How many lines in the listing below contain the string "customer"? Case counts, so give only the number of case-sensitive matches.

Element box listing:
______________________________
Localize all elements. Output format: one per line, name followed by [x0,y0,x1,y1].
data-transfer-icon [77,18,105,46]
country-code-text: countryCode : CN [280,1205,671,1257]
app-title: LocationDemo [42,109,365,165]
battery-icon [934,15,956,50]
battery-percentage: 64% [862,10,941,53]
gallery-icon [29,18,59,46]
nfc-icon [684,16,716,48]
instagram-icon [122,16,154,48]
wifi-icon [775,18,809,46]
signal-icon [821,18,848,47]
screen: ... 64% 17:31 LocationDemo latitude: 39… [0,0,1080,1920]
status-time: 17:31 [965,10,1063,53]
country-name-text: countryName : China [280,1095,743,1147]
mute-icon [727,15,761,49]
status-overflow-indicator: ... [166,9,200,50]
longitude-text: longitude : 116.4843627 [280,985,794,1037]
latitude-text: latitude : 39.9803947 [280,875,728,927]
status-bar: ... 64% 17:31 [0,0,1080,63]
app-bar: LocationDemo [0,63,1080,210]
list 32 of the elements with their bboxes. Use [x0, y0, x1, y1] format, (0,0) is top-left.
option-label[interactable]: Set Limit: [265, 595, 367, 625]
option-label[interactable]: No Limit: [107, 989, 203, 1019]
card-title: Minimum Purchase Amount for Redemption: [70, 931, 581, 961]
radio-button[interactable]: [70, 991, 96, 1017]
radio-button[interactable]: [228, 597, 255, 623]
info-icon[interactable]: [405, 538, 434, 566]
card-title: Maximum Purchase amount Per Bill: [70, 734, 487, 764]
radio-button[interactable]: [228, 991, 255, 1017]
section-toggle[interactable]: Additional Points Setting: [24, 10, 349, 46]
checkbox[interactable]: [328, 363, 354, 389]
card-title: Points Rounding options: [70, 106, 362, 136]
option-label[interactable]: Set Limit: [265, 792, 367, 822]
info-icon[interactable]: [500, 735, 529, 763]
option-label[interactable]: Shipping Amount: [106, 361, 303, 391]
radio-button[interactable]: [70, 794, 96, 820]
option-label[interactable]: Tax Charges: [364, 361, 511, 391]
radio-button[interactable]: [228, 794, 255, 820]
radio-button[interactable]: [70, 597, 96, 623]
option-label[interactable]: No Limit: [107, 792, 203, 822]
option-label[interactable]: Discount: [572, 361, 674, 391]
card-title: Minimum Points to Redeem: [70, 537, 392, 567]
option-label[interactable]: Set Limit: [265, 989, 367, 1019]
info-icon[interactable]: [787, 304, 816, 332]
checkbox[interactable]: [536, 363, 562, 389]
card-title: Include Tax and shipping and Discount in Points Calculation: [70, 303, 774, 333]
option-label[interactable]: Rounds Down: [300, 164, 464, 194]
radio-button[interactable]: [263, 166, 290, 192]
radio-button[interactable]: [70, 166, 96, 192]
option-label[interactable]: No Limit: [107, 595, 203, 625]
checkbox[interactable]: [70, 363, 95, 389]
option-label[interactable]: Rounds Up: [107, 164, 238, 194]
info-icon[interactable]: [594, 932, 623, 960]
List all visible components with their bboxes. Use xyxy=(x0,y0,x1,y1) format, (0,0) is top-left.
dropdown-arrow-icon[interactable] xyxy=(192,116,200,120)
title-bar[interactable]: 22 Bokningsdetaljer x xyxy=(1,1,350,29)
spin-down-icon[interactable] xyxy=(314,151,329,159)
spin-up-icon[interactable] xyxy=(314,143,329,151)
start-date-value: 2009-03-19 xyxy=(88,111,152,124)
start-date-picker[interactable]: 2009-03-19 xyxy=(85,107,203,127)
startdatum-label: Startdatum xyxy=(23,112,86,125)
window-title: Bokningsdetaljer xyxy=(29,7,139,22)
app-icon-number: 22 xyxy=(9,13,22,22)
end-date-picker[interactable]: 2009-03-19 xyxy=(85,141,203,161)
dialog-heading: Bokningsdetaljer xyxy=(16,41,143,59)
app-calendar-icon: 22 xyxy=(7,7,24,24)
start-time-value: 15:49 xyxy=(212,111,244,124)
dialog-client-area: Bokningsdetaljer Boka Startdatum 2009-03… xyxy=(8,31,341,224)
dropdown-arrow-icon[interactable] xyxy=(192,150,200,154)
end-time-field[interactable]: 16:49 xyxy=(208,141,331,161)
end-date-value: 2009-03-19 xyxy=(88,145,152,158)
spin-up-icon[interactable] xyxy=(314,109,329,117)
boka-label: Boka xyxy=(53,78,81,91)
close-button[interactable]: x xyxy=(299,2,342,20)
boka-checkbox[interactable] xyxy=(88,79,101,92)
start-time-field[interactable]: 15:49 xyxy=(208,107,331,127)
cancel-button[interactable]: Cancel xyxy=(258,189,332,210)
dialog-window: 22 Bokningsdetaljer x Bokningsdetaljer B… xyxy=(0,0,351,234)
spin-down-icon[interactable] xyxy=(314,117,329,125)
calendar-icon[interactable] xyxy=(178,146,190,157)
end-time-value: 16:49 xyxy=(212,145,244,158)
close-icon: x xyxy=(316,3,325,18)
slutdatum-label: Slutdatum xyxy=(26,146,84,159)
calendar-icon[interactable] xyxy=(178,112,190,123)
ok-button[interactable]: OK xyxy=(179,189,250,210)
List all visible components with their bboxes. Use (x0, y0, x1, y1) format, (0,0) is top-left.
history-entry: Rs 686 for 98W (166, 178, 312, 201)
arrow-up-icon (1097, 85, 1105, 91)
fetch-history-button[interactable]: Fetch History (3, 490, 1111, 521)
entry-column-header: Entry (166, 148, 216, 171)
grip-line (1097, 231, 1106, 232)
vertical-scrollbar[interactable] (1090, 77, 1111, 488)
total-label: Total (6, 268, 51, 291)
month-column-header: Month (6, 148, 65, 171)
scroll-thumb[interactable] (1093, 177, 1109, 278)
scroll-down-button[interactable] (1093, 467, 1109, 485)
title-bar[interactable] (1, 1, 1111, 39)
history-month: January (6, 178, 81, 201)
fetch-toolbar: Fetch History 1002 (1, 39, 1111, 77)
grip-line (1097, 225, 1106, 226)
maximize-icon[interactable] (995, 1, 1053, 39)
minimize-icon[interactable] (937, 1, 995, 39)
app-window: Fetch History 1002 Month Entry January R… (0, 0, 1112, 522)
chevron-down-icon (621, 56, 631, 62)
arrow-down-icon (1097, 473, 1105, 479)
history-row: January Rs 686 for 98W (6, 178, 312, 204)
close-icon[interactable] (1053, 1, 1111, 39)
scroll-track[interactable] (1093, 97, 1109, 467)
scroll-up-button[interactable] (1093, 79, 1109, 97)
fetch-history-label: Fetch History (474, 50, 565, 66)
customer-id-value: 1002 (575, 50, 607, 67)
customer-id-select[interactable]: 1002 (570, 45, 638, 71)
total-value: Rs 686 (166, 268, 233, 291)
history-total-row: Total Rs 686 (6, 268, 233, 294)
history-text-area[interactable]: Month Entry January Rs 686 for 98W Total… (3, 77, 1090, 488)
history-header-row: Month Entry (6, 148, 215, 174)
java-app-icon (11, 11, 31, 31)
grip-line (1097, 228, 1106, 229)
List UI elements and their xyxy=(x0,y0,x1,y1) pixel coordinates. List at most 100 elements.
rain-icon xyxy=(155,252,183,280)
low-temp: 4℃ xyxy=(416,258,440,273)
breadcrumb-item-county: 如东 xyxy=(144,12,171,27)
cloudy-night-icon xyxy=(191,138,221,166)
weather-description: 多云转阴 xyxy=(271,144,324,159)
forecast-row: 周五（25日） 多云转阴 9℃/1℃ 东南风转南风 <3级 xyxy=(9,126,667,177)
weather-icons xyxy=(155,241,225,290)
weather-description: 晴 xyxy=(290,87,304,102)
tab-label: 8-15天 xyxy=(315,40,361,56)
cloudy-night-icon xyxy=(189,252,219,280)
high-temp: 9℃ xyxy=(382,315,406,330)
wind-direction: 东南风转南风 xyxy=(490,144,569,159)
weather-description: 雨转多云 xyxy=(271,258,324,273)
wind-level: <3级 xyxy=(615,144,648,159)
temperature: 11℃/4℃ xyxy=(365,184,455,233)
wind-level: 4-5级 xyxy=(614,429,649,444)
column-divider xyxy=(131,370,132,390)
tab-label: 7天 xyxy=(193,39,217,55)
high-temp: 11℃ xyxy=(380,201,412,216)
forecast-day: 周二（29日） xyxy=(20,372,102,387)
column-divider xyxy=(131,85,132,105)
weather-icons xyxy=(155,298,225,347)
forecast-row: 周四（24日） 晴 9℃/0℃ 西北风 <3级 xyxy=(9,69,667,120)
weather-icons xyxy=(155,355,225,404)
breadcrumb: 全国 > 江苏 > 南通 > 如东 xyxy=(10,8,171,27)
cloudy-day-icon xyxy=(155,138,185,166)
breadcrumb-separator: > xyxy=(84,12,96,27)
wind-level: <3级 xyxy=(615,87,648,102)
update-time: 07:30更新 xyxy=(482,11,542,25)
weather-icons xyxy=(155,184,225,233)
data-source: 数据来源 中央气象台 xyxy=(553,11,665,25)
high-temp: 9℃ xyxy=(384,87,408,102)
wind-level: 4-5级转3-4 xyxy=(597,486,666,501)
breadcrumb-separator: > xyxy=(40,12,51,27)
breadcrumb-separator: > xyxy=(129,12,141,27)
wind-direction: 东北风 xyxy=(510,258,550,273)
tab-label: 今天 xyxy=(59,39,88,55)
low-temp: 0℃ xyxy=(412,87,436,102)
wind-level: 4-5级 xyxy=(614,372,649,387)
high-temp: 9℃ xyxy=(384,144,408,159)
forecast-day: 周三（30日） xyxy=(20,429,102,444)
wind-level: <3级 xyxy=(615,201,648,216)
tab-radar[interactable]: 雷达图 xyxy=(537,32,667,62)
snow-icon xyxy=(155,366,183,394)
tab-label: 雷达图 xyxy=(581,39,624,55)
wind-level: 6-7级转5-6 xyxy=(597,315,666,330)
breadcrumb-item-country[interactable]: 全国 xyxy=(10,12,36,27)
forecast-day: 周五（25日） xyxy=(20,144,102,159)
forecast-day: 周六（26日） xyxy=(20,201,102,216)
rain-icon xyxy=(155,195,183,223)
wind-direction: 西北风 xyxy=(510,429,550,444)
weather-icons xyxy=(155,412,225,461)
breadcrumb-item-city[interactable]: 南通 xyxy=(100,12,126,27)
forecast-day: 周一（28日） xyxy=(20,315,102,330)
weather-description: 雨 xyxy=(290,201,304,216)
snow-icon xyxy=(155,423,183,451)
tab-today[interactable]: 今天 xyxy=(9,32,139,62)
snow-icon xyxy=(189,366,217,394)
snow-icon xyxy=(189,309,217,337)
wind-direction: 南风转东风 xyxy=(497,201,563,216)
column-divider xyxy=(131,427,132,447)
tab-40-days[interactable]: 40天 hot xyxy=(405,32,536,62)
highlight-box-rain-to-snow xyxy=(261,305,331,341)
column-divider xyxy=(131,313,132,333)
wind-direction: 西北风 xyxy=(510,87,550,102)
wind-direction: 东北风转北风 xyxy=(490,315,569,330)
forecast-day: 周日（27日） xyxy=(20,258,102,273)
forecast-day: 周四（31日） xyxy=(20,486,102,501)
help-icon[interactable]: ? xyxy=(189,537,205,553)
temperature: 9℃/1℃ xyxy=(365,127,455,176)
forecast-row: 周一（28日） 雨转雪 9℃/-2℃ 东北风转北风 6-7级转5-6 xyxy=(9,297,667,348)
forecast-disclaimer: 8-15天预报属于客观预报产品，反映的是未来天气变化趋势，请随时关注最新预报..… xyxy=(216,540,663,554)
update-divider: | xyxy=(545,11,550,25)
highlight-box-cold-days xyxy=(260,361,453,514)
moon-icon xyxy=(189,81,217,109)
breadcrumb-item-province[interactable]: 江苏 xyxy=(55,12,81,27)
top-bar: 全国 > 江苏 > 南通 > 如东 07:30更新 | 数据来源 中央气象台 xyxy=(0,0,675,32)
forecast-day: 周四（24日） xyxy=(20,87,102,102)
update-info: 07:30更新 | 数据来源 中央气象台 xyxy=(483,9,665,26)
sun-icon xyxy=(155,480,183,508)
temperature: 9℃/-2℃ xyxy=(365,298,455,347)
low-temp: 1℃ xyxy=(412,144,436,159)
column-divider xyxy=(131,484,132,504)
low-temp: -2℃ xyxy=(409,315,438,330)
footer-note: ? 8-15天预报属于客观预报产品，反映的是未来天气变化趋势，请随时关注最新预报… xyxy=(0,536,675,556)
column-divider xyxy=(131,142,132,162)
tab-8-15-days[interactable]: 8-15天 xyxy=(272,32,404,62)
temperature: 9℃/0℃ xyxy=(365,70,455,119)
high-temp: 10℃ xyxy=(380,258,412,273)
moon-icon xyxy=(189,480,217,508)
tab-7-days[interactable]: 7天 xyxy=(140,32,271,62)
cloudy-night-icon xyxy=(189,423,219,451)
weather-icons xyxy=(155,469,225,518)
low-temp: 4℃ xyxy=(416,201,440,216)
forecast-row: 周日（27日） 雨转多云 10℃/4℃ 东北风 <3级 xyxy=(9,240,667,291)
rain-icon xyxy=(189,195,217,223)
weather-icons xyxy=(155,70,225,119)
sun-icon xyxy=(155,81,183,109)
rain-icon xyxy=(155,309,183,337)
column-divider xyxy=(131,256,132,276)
______________________________
Output below:
2